***** EXERCISE DATA
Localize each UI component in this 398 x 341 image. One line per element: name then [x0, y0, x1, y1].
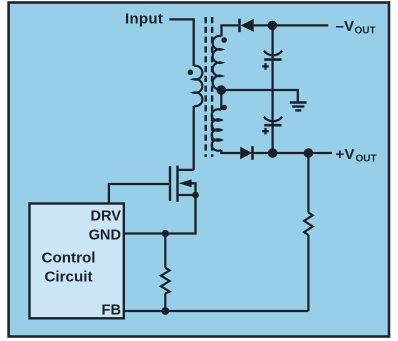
node C2 junction: [268, 148, 278, 158]
svg-text:OUT: OUT: [355, 26, 376, 37]
capacitor C2 plus label: [262, 128, 269, 135]
Q1 gate bar: [169, 166, 171, 201]
wire source to GND rail: [124, 195, 196, 234]
svg-text:OUT: OUT: [356, 153, 377, 164]
diode D1 top (cathode left): [240, 19, 254, 32]
capacitor C1 plus label: [262, 63, 269, 70]
capacitor C1 straight plate: [264, 58, 281, 61]
wire center tap rail to ground: [221, 90, 297, 103]
capacitor C1 lead: [271, 25, 273, 89]
node +Vout junction: [304, 148, 314, 158]
svg-text:+V: +V: [336, 146, 356, 163]
wire diode D2 to +Vout: [253, 152, 333, 154]
control circuit box U1: [30, 204, 124, 319]
capacitor C1 curved plate: [264, 51, 282, 56]
svg-text:FB: FB: [102, 303, 121, 319]
Q1 body stub and arrow: [179, 179, 192, 187]
capacitor C2 straight plate: [264, 124, 281, 127]
svg-text:GND: GND: [89, 227, 121, 243]
node FB junction: [161, 307, 169, 315]
transformer core dashed line left: [204, 17, 206, 157]
wire bottom secondary to bottom rail: [221, 150, 240, 153]
Q1 source-body node: [192, 192, 199, 199]
diode D2 bottom (cathode right): [240, 146, 252, 160]
transformer T1 bottom secondary winding: [212, 109, 222, 150]
Q1 source stub: [178, 194, 196, 196]
transformer T1 top secondary winding: [213, 36, 222, 90]
svg-text:–V: –V: [336, 18, 355, 35]
Q1 drain stub: [178, 169, 194, 171]
node GND rail junction: [162, 230, 169, 237]
Q1 channel bar: [176, 166, 178, 202]
top secondary phase dot: [221, 37, 227, 43]
bottom secondary phase dot: [221, 105, 227, 111]
primary phase dot: [188, 70, 194, 76]
wire input to transformer primary: [169, 19, 193, 66]
svg-text:Control: Control: [42, 249, 96, 266]
transformer T1 primary winding: [194, 66, 203, 106]
wire FB rail: [124, 310, 308, 312]
wire center tap link: [220, 89, 222, 110]
wire DRV to gate: [109, 184, 170, 204]
capacitor C2 curved plate: [264, 117, 282, 122]
svg-text:Input: Input: [125, 11, 163, 28]
resistor R2 divider bottom: [161, 234, 170, 312]
ground: [290, 103, 307, 111]
wire top secondary to top rail: [222, 25, 239, 36]
node center tap: [217, 85, 227, 95]
wire diode D1 to -Vout: [254, 24, 329, 26]
transformer core dashed line right: [211, 17, 213, 157]
capacitor C2 lead: [271, 90, 273, 153]
svg-text:DRV: DRV: [90, 208, 121, 224]
MOSFET Q1: [170, 166, 199, 202]
node -Vout junction: [268, 21, 278, 31]
wire primary bottom to drain: [193, 106, 195, 170]
resistor R1 divider top: [304, 153, 313, 311]
svg-text:Circuit: Circuit: [44, 268, 92, 285]
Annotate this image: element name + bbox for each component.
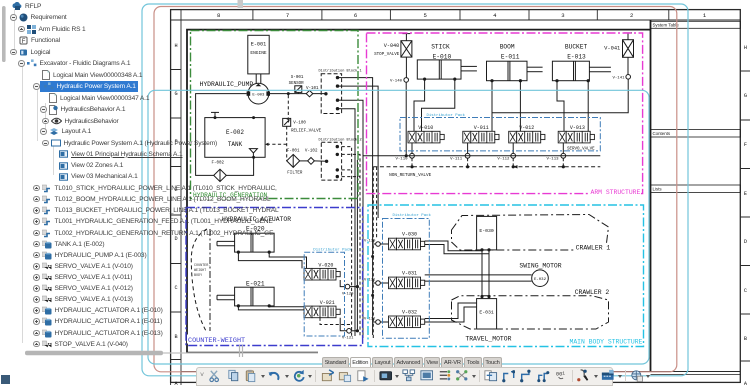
**********
WORK TO COMPLETE
Pick out every row above that contains the word "core", matching case exactly, and copy each of those rows in full.

TASK SOLUTION
transformer core dashed line left: [204, 17, 206, 157]
transformer core dashed line right: [211, 17, 213, 157]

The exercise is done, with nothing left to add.